>>>

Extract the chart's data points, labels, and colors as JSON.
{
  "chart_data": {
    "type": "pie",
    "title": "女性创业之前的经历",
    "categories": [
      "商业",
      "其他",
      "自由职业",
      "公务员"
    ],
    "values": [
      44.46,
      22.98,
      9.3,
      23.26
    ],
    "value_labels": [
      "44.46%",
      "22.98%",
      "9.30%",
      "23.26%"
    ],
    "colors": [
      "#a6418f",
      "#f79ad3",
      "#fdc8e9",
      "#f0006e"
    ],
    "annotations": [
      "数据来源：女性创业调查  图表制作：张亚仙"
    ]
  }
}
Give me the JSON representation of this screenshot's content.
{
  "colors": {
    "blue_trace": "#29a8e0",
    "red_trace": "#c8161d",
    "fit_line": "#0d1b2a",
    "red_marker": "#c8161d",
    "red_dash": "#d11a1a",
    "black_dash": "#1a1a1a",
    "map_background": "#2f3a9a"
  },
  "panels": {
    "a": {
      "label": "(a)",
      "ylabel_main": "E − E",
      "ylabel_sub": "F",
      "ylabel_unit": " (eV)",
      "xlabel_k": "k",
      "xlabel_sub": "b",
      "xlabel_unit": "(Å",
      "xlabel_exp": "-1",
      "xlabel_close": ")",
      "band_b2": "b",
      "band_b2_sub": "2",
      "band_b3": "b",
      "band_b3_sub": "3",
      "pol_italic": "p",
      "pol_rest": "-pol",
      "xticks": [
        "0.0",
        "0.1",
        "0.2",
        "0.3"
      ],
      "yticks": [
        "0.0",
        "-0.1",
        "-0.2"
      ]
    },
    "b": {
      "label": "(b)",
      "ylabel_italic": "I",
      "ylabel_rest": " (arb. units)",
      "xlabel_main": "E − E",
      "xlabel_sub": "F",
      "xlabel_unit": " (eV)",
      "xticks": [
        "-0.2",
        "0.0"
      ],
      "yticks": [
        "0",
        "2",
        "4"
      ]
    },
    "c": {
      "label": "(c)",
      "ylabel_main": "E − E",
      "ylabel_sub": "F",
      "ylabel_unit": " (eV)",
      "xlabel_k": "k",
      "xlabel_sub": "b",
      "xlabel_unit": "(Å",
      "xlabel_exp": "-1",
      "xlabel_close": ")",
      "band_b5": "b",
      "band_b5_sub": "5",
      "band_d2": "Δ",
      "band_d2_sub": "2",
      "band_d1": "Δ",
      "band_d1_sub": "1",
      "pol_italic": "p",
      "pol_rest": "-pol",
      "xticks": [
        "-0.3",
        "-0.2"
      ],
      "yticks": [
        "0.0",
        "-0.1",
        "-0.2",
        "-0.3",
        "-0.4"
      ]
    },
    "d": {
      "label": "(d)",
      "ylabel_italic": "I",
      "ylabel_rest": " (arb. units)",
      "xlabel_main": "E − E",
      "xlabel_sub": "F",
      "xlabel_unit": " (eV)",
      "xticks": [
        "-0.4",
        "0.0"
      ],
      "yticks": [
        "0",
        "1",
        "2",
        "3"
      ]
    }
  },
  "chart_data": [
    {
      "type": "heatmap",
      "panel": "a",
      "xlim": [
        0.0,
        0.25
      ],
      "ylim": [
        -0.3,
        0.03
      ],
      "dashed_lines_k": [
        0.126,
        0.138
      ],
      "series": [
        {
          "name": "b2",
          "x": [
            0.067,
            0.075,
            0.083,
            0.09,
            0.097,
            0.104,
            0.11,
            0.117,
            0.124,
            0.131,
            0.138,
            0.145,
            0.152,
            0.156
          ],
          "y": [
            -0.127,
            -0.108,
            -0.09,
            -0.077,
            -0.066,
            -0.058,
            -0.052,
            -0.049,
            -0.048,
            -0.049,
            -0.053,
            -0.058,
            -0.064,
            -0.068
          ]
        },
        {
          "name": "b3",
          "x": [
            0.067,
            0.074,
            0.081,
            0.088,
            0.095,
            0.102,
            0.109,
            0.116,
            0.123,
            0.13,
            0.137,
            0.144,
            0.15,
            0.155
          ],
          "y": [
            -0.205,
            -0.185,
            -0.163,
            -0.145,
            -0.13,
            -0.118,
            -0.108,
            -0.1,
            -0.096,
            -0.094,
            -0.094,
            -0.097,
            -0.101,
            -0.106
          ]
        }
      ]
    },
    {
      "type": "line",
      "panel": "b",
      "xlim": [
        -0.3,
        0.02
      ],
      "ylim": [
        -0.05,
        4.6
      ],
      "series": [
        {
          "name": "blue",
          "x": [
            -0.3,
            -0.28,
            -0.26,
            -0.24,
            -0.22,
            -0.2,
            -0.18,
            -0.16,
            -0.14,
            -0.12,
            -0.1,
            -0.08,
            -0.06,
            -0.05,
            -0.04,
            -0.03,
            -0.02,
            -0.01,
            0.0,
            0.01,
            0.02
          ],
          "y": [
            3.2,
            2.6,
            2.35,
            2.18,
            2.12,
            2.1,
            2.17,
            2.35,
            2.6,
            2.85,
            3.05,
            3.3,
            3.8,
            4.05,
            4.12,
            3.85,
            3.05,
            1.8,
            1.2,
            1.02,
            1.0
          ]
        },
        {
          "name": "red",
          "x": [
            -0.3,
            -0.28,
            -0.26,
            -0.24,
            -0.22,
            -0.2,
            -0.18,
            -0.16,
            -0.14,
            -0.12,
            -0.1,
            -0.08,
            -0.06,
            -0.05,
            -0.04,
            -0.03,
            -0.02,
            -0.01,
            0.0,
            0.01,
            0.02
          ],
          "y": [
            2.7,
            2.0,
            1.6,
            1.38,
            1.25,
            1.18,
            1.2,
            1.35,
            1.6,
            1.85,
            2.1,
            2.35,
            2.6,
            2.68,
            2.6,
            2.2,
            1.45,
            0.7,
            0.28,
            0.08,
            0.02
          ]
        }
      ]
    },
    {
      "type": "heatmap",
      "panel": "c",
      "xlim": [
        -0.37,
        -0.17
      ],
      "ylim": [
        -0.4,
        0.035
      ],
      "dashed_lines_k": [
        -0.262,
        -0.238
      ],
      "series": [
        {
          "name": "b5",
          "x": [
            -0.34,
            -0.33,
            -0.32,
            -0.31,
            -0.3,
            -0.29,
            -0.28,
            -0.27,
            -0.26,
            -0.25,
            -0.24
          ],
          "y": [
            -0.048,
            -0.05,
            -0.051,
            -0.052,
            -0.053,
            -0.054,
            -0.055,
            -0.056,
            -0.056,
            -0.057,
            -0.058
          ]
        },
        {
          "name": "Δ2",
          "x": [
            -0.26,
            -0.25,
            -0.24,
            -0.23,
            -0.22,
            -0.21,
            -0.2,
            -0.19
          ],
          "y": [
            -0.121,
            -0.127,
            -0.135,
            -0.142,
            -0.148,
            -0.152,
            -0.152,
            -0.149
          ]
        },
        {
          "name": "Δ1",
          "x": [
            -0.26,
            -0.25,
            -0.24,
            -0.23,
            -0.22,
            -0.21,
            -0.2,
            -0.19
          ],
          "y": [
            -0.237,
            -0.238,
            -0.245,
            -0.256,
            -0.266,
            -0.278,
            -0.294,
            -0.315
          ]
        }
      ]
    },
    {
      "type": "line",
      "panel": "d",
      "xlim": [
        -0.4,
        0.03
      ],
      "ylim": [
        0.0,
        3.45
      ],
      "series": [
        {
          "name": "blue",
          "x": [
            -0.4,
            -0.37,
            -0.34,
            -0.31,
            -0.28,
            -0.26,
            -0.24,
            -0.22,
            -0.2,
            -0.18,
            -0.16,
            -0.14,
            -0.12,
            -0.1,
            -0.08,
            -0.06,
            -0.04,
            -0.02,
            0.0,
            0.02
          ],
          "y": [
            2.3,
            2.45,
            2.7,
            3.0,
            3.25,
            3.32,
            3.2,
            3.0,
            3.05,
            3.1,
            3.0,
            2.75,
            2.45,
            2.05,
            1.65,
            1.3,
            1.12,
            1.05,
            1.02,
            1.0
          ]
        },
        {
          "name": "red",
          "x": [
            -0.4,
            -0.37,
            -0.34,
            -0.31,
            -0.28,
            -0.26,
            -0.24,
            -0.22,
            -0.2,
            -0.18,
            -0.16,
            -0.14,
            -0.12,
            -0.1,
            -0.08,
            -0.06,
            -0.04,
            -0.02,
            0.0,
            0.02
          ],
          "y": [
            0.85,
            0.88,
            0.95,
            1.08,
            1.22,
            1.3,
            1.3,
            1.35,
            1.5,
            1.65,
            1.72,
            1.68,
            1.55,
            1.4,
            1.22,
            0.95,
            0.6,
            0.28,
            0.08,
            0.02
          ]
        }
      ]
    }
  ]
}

<<<

#### Work to complete:
Using the listing above, locate the lines that hold "JSON" and copy each one.

#### In response:
Extract the chart's data points, labels, and colors as JSON.
Give me the JSON representation of this screenshot's content.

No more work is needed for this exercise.